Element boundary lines
------------
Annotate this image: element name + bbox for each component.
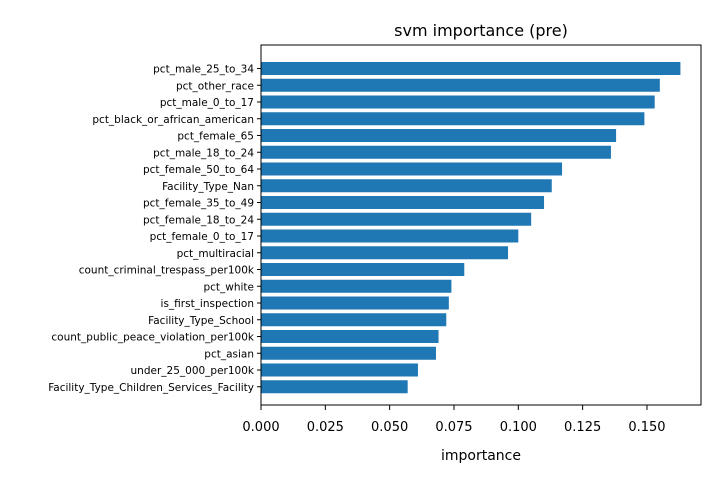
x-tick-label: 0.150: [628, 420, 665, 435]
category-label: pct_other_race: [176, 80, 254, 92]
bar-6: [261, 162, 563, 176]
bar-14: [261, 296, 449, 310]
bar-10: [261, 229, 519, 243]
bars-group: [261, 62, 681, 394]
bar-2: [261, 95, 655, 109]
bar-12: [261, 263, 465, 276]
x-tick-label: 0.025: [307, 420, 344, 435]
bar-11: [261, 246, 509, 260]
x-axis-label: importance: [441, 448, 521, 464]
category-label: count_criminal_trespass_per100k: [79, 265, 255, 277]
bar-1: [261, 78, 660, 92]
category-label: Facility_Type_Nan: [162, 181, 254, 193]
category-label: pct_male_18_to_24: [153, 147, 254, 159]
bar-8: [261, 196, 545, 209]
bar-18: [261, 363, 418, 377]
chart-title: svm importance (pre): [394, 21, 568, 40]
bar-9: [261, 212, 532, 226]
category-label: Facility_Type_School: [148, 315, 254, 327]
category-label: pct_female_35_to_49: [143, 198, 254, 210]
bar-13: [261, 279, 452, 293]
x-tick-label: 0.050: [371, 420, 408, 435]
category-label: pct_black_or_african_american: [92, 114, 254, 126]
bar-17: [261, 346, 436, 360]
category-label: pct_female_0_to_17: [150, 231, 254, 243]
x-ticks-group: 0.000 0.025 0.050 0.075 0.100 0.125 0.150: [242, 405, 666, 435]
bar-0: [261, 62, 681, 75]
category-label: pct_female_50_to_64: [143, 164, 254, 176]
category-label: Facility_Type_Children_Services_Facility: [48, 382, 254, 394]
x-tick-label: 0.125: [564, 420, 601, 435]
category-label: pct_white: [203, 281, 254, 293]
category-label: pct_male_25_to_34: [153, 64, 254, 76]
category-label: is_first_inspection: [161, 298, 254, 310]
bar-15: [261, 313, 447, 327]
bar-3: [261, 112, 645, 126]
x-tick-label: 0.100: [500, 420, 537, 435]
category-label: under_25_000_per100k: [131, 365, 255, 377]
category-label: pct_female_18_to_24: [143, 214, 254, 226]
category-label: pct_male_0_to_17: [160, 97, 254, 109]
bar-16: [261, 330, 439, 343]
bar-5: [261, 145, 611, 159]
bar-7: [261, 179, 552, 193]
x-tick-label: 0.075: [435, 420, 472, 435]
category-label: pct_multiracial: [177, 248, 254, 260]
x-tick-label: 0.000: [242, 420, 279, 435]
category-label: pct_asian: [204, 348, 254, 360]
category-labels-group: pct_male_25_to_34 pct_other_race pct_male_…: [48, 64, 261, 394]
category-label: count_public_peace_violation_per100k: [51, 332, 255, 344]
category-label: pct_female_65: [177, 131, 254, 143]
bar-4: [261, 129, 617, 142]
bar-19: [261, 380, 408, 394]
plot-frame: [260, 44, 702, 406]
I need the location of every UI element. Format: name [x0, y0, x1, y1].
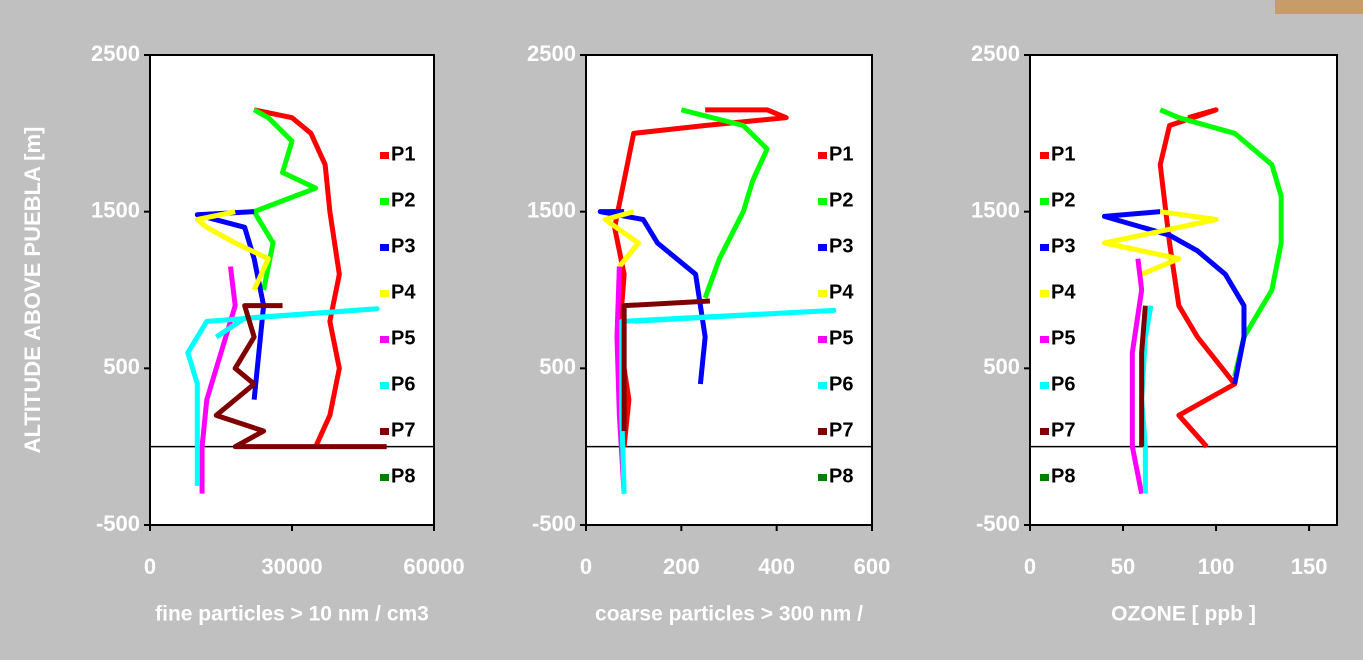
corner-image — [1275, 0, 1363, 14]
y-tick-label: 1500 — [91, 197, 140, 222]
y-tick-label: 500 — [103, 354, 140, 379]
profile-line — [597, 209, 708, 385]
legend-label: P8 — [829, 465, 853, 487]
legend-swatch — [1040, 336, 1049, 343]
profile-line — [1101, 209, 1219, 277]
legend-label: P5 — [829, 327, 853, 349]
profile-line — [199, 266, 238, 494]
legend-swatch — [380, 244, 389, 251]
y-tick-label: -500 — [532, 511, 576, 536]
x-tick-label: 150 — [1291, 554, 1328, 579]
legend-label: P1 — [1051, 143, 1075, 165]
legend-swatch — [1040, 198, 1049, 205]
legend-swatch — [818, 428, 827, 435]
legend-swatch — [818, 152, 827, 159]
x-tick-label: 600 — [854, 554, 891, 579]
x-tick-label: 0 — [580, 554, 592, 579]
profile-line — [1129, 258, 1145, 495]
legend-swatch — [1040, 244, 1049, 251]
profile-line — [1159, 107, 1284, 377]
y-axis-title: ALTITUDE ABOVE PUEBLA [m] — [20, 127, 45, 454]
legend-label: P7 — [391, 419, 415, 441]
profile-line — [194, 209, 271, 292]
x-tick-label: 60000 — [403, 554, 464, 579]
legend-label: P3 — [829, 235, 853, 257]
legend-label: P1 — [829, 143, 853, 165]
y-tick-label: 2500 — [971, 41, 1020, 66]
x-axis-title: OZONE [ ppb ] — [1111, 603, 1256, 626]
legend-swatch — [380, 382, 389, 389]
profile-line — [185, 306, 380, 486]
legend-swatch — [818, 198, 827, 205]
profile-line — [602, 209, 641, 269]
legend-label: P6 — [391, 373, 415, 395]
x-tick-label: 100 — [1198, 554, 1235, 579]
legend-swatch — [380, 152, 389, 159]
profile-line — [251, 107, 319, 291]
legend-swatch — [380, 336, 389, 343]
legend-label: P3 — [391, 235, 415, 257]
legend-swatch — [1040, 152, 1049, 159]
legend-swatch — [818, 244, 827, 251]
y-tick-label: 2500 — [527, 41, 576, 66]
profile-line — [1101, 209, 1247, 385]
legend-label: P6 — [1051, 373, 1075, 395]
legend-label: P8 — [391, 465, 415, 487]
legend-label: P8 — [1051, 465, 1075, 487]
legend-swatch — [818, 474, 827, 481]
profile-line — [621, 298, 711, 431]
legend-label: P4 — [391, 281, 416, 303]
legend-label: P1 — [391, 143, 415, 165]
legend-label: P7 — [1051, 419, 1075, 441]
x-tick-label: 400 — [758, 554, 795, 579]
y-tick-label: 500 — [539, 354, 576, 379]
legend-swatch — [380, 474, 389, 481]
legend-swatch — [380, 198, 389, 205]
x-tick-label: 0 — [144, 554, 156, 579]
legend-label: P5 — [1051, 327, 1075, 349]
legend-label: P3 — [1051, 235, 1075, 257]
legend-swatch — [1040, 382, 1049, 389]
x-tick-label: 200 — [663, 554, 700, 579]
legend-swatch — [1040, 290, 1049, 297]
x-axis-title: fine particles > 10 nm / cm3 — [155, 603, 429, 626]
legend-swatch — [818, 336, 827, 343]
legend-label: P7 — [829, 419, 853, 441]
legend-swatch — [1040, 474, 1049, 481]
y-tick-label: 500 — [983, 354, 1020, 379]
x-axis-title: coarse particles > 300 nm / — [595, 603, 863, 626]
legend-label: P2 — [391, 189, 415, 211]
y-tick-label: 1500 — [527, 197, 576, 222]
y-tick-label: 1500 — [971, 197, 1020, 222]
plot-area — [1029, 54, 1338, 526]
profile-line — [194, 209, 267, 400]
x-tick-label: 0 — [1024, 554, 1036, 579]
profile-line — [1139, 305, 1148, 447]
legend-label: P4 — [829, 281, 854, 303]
------------
Return verbatim the lines from the one containing "corner-image — [1275, 0, 1363, 14]" through the one containing "legend-swatch — [818, 428, 827, 435]", including both.

▶ _Written solution_
corner-image — [1275, 0, 1363, 14]
y-tick-label: 1500 — [91, 197, 140, 222]
y-tick-label: 500 — [103, 354, 140, 379]
profile-line — [597, 209, 708, 385]
legend-label: P8 — [829, 465, 853, 487]
legend-swatch — [1040, 336, 1049, 343]
profile-line — [1101, 209, 1219, 277]
legend-label: P5 — [829, 327, 853, 349]
profile-line — [199, 266, 238, 494]
legend-swatch — [380, 244, 389, 251]
y-tick-label: -500 — [532, 511, 576, 536]
x-tick-label: 150 — [1291, 554, 1328, 579]
legend-label: P1 — [1051, 143, 1075, 165]
legend-swatch — [1040, 198, 1049, 205]
legend-swatch — [818, 428, 827, 435]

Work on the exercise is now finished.